[Chart and figure data]
▼▼▼
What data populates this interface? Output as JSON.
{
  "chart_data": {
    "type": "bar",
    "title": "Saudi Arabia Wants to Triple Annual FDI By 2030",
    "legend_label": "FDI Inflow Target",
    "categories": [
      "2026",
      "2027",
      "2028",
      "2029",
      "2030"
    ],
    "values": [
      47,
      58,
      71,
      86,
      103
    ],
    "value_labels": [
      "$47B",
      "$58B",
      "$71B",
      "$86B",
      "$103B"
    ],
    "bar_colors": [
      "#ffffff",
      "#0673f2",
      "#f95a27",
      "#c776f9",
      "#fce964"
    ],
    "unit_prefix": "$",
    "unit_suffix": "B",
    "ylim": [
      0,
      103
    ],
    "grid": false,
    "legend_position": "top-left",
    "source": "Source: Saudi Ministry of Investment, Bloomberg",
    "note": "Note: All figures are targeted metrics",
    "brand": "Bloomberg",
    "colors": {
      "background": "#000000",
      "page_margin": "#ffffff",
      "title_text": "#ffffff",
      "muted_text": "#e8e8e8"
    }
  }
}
▲▲▲
Set problem:
Using the listing above, pick out each line that contains the word "Saudi", then copy it.

Solution for this exercise:
    "title": "Saudi Arabia Wants to Triple Annual FDI By 2030",
    "source": "Source: Saudi Ministry of Investment, Bloomberg",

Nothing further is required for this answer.